Return each line of the records with nothing changed, pictures excepted.
--- start STORED RECORDS ---
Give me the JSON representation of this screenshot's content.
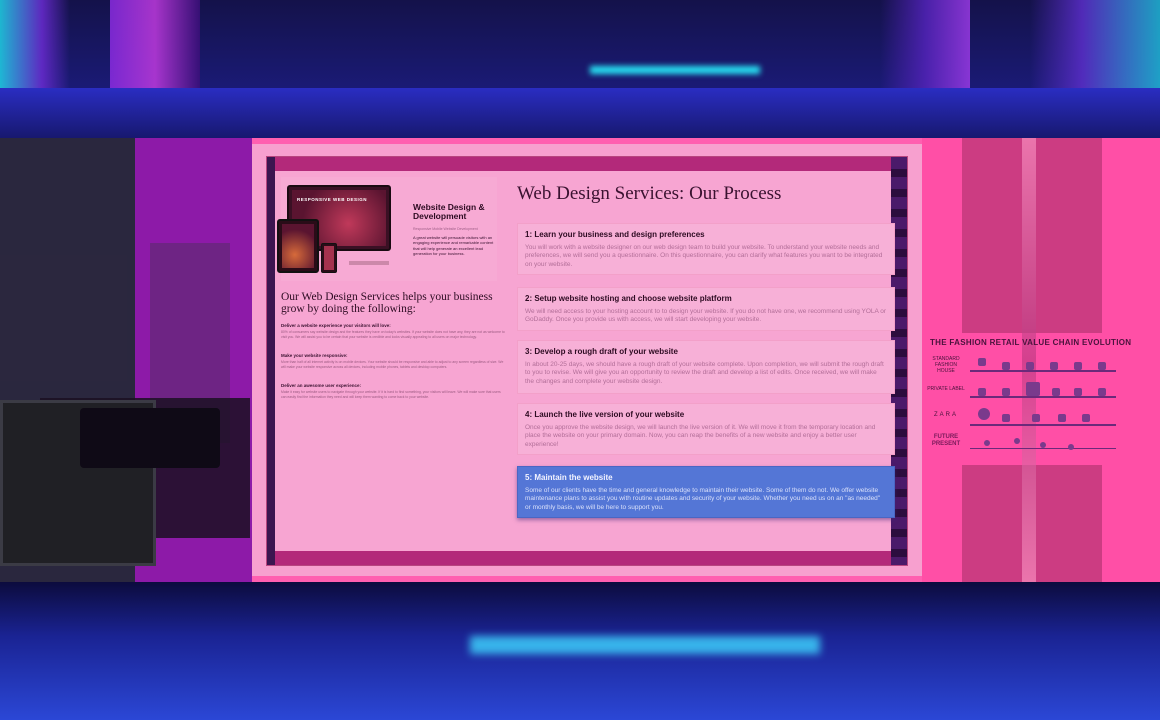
{
  "promo": {
    "screen_text": "RESPONSIVE WEB DESIGN",
    "title": "Website Design & Development",
    "subtitle": "Responsive Mobile Website Development",
    "text": "A great website will persuade visitors with an engaging experience and remarkable content that will help generate an excellent lead generation for your business."
  },
  "help": {
    "heading": "Our Web Design Services helps your business grow by doing the following:",
    "items": [
      {
        "title": "Deliver a website experience your visitors will love:",
        "text": "80% of consumers say website design and the features they have on today's websites. If your website does not have any, they are not as welcome to visit you. We will assist you to be certain that your website is credible and looks visually appealing to all users on major technology."
      },
      {
        "title": "Make your website responsive:",
        "text": "More than half of all internet activity is on mobile devices. Your website should be responsive and able to adjust to any screen regardless of size. We will make your website responsive across all devices, including mobile phones, tablets and desktop computers."
      },
      {
        "title": "Deliver an awesome user experience:",
        "text": "Make it easy for website users to navigate through your website. If it is hard to find something, your visitors will leave. We will make sure that users can easily find the information they need and will keep them wanting to come back to your website."
      }
    ]
  },
  "process": {
    "title": "Web Design Services: Our Process",
    "steps": [
      {
        "title": "1: Learn your business and design preferences",
        "body": "You will work with a website designer on our web design team to build your website. To understand your website needs and preferences, we will send you a questionnaire. On this questionnaire, you can clarify what features you want to be integrated on your website."
      },
      {
        "title": "2: Setup website hosting and choose website platform",
        "body": "We will need access to your hosting account to to design your website. If you do not have one, we recommend using YOLA or GoDaddy. Once you provide us with access, we will start developing your website."
      },
      {
        "title": "3: Develop a rough draft of your website",
        "body": "In about 20-25 days, we should have a rough draft of your website complete. Upon completion, we will submit the rough draft to you to revise. We will give you an opportunity to review the draft and develop a list of edits. Once received, we will make the changes and complete your website design."
      },
      {
        "title": "4: Launch the live version of your website",
        "body": "Once you approve the website design, we will launch the live version of it. We will move it from the temporary location and place the website on your primary domain. Now, you can reap the benefits of a new website and enjoy a better user experience!"
      },
      {
        "title": "5: Maintain the website",
        "body": "Some of our clients have the time and general knowledge to maintain their website. Some of them do not. We offer website maintenance plans to assist you with routine updates and security of your website. Whether you need us on an \"as needed\" or monthly basis, we will be here to support you."
      }
    ]
  },
  "infographic": {
    "title": "THE FASHION RETAIL VALUE CHAIN EVOLUTION",
    "rows": [
      "STANDARD FASHION HOUSE",
      "PRIVATE LABEL",
      "ZARA",
      "FUTURE PRESENT"
    ]
  },
  "colors": {
    "accent": "#5476d6",
    "overlay": "#f7a0cf",
    "frame_bar": "#b3297a"
  }
}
--- end STORED RECORDS ---
#### EXERCISE RESPONSE
Give me the JSON representation of this screenshot's content.
{
  "promo": {
    "screen_text": "RESPONSIVE WEB DESIGN",
    "title": "Website Design & Development",
    "subtitle": "Responsive Mobile Website Development",
    "text": "A great website will persuade visitors with an engaging experience and remarkable content that will help generate an excellent lead generation for your business."
  },
  "help": {
    "heading": "Our Web Design Services helps your business grow by doing the following:",
    "items": [
      {
        "title": "Deliver a website experience your visitors will love:",
        "text": "80% of consumers say website design and the features they have on today's websites. If your website does not have any, they are not as welcome to visit you. We will assist you to be certain that your website is credible and looks visually appealing to all users on major technology."
      },
      {
        "title": "Make your website responsive:",
        "text": "More than half of all internet activity is on mobile devices. Your website should be responsive and able to adjust to any screen regardless of size. We will make your website responsive across all devices, including mobile phones, tablets and desktop computers."
      },
      {
        "title": "Deliver an awesome user experience:",
        "text": "Make it easy for website users to navigate through your website. If it is hard to find something, your visitors will leave. We will make sure that users can easily find the information they need and will keep them wanting to come back to your website."
      }
    ]
  },
  "process": {
    "title": "Web Design Services: Our Process",
    "steps": [
      {
        "title": "1: Learn your business and design preferences",
        "body": "You will work with a website designer on our web design team to build your website. To understand your website needs and preferences, we will send you a questionnaire. On this questionnaire, you can clarify what features you want to be integrated on your website."
      },
      {
        "title": "2: Setup website hosting and choose website platform",
        "body": "We will need access to your hosting account to to design your website. If you do not have one, we recommend using YOLA or GoDaddy. Once you provide us with access, we will start developing your website."
      },
      {
        "title": "3: Develop a rough draft of your website",
        "body": "In about 20-25 days, we should have a rough draft of your website complete. Upon completion, we will submit the rough draft to you to revise. We will give you an opportunity to review the draft and develop a list of edits. Once received, we will make the changes and complete your website design."
      },
      {
        "title": "4: Launch the live version of your website",
        "body": "Once you approve the website design, we will launch the live version of it. We will move it from the temporary location and place the website on your primary domain. Now, you can reap the benefits of a new website and enjoy a better user experience!"
      },
      {
        "title": "5: Maintain the website",
        "body": "Some of our clients have the time and general knowledge to maintain their website. Some of them do not. We offer website maintenance plans to assist you with routine updates and security of your website. Whether you need us on an \"as needed\" or monthly basis, we will be here to support you."
      }
    ]
  },
  "infographic": {
    "title": "THE FASHION RETAIL VALUE CHAIN EVOLUTION",
    "rows": [
      "STANDARD FASHION HOUSE",
      "PRIVATE LABEL",
      "ZARA",
      "FUTURE PRESENT"
    ]
  },
  "colors": {
    "accent": "#5476d6",
    "overlay": "#f7a0cf",
    "frame_bar": "#b3297a"
  }
}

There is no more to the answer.